Task description ▸
Write each record again exactly as it stands.

-- Begin Task material --

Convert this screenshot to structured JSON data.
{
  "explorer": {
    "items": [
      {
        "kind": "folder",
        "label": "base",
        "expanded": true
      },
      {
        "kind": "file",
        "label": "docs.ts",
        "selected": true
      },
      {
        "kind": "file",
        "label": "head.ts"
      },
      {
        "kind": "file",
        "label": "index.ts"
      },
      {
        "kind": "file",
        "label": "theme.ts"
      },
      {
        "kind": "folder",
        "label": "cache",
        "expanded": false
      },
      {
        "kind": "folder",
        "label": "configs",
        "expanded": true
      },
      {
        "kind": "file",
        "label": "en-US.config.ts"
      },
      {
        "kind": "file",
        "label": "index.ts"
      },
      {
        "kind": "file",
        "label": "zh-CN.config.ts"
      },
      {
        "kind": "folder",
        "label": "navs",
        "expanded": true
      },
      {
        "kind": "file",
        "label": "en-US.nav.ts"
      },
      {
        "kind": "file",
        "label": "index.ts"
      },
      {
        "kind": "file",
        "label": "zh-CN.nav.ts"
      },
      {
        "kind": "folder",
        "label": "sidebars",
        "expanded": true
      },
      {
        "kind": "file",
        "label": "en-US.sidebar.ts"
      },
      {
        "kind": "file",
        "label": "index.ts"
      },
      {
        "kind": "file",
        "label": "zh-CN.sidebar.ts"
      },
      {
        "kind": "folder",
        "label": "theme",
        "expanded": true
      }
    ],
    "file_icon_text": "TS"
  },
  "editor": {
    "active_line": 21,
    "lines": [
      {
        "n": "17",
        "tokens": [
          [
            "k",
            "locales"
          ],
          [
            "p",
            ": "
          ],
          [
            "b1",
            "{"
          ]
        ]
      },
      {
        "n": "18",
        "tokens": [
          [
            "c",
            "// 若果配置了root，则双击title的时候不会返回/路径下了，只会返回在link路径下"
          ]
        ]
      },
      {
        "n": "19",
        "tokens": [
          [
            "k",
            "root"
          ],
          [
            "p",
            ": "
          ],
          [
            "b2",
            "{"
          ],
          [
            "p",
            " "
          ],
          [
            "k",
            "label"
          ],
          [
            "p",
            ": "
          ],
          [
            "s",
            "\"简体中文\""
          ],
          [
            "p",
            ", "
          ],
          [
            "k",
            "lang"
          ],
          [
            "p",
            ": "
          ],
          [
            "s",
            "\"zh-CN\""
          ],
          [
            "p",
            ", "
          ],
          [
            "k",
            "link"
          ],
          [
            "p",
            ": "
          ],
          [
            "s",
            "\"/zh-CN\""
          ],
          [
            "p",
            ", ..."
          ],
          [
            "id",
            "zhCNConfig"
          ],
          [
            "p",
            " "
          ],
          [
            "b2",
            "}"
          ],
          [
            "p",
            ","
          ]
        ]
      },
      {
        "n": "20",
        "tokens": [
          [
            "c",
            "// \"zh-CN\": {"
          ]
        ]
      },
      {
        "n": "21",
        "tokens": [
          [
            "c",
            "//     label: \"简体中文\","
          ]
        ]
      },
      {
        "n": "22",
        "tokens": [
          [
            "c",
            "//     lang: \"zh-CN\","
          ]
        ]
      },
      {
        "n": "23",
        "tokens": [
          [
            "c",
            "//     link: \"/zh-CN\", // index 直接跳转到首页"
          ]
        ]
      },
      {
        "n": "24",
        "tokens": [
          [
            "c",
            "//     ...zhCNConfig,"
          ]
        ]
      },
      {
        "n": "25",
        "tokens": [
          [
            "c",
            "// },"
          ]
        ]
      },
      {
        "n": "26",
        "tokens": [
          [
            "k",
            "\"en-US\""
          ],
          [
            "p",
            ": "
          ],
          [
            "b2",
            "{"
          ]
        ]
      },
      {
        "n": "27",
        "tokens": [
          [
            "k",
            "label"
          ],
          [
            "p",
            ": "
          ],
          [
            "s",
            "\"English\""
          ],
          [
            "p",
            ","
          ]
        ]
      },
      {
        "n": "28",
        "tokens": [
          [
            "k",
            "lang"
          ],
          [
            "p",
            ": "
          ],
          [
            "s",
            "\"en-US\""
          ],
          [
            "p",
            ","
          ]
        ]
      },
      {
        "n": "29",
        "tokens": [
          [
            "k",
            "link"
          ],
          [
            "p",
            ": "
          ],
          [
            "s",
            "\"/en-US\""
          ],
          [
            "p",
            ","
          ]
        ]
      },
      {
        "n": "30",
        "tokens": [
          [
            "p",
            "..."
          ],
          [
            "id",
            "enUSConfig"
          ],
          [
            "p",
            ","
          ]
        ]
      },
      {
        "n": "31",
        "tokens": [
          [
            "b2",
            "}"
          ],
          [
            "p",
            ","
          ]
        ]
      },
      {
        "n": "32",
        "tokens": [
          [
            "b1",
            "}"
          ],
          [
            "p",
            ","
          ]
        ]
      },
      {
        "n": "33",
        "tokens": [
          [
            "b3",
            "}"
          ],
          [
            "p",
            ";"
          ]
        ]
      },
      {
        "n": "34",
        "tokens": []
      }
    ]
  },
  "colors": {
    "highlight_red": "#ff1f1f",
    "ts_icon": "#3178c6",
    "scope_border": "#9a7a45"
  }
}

-- End Task material --

Full solution ▸
Convert this screenshot to structured JSON data.
{
  "explorer": {
    "items": [
      {
        "kind": "folder",
        "label": "base",
        "expanded": true
      },
      {
        "kind": "file",
        "label": "docs.ts",
        "selected": true
      },
      {
        "kind": "file",
        "label": "head.ts"
      },
      {
        "kind": "file",
        "label": "index.ts"
      },
      {
        "kind": "file",
        "label": "theme.ts"
      },
      {
        "kind": "folder",
        "label": "cache",
        "expanded": false
      },
      {
        "kind": "folder",
        "label": "configs",
        "expanded": true
      },
      {
        "kind": "file",
        "label": "en-US.config.ts"
      },
      {
        "kind": "file",
        "label": "index.ts"
      },
      {
        "kind": "file",
        "label": "zh-CN.config.ts"
      },
      {
        "kind": "folder",
        "label": "navs",
        "expanded": true
      },
      {
        "kind": "file",
        "label": "en-US.nav.ts"
      },
      {
        "kind": "file",
        "label": "index.ts"
      },
      {
        "kind": "file",
        "label": "zh-CN.nav.ts"
      },
      {
        "kind": "folder",
        "label": "sidebars",
        "expanded": true
      },
      {
        "kind": "file",
        "label": "en-US.sidebar.ts"
      },
      {
        "kind": "file",
        "label": "index.ts"
      },
      {
        "kind": "file",
        "label": "zh-CN.sidebar.ts"
      },
      {
        "kind": "folder",
        "label": "theme",
        "expanded": true
      }
    ],
    "file_icon_text": "TS"
  },
  "editor": {
    "active_line": 21,
    "lines": [
      {
        "n": "17",
        "tokens": [
          [
            "k",
            "locales"
          ],
          [
            "p",
            ": "
          ],
          [
            "b1",
            "{"
          ]
        ]
      },
      {
        "n": "18",
        "tokens": [
          [
            "c",
            "// 若果配置了root，则双击title的时候不会返回/路径下了，只会返回在link路径下"
          ]
        ]
      },
      {
        "n": "19",
        "tokens": [
          [
            "k",
            "root"
          ],
          [
            "p",
            ": "
          ],
          [
            "b2",
            "{"
          ],
          [
            "p",
            " "
          ],
          [
            "k",
            "label"
          ],
          [
            "p",
            ": "
          ],
          [
            "s",
            "\"简体中文\""
          ],
          [
            "p",
            ", "
          ],
          [
            "k",
            "lang"
          ],
          [
            "p",
            ": "
          ],
          [
            "s",
            "\"zh-CN\""
          ],
          [
            "p",
            ", "
          ],
          [
            "k",
            "link"
          ],
          [
            "p",
            ": "
          ],
          [
            "s",
            "\"/zh-CN\""
          ],
          [
            "p",
            ", ..."
          ],
          [
            "id",
            "zhCNConfig"
          ],
          [
            "p",
            " "
          ],
          [
            "b2",
            "}"
          ],
          [
            "p",
            ","
          ]
        ]
      },
      {
        "n": "20",
        "tokens": [
          [
            "c",
            "// \"zh-CN\": {"
          ]
        ]
      },
      {
        "n": "21",
        "tokens": [
          [
            "c",
            "//     label: \"简体中文\","
          ]
        ]
      },
      {
        "n": "22",
        "tokens": [
          [
            "c",
            "//     lang: \"zh-CN\","
          ]
        ]
      },
      {
        "n": "23",
        "tokens": [
          [
            "c",
            "//     link: \"/zh-CN\", // index 直接跳转到首页"
          ]
        ]
      },
      {
        "n": "24",
        "tokens": [
          [
            "c",
            "//     ...zhCNConfig,"
          ]
        ]
      },
      {
        "n": "25",
        "tokens": [
          [
            "c",
            "// },"
          ]
        ]
      },
      {
        "n": "26",
        "tokens": [
          [
            "k",
            "\"en-US\""
          ],
          [
            "p",
            ": "
          ],
          [
            "b2",
            "{"
          ]
        ]
      },
      {
        "n": "27",
        "tokens": [
          [
            "k",
            "label"
          ],
          [
            "p",
            ": "
          ],
          [
            "s",
            "\"English\""
          ],
          [
            "p",
            ","
          ]
        ]
      },
      {
        "n": "28",
        "tokens": [
          [
            "k",
            "lang"
          ],
          [
            "p",
            ": "
          ],
          [
            "s",
            "\"en-US\""
          ],
          [
            "p",
            ","
          ]
        ]
      },
      {
        "n": "29",
        "tokens": [
          [
            "k",
            "link"
          ],
          [
            "p",
            ": "
          ],
          [
            "s",
            "\"/en-US\""
          ],
          [
            "p",
            ","
          ]
        ]
      },
      {
        "n": "30",
        "tokens": [
          [
            "p",
            "..."
          ],
          [
            "id",
            "enUSConfig"
          ],
          [
            "p",
            ","
          ]
        ]
      },
      {
        "n": "31",
        "tokens": [
          [
            "b2",
            "}"
          ],
          [
            "p",
            ","
          ]
        ]
      },
      {
        "n": "32",
        "tokens": [
          [
            "b1",
            "}"
          ],
          [
            "p",
            ","
          ]
        ]
      },
      {
        "n": "33",
        "tokens": [
          [
            "b3",
            "}"
          ],
          [
            "p",
            ";"
          ]
        ]
      },
      {
        "n": "34",
        "tokens": []
      }
    ]
  },
  "colors": {
    "highlight_red": "#ff1f1f",
    "ts_icon": "#3178c6",
    "scope_border": "#9a7a45"
  }
}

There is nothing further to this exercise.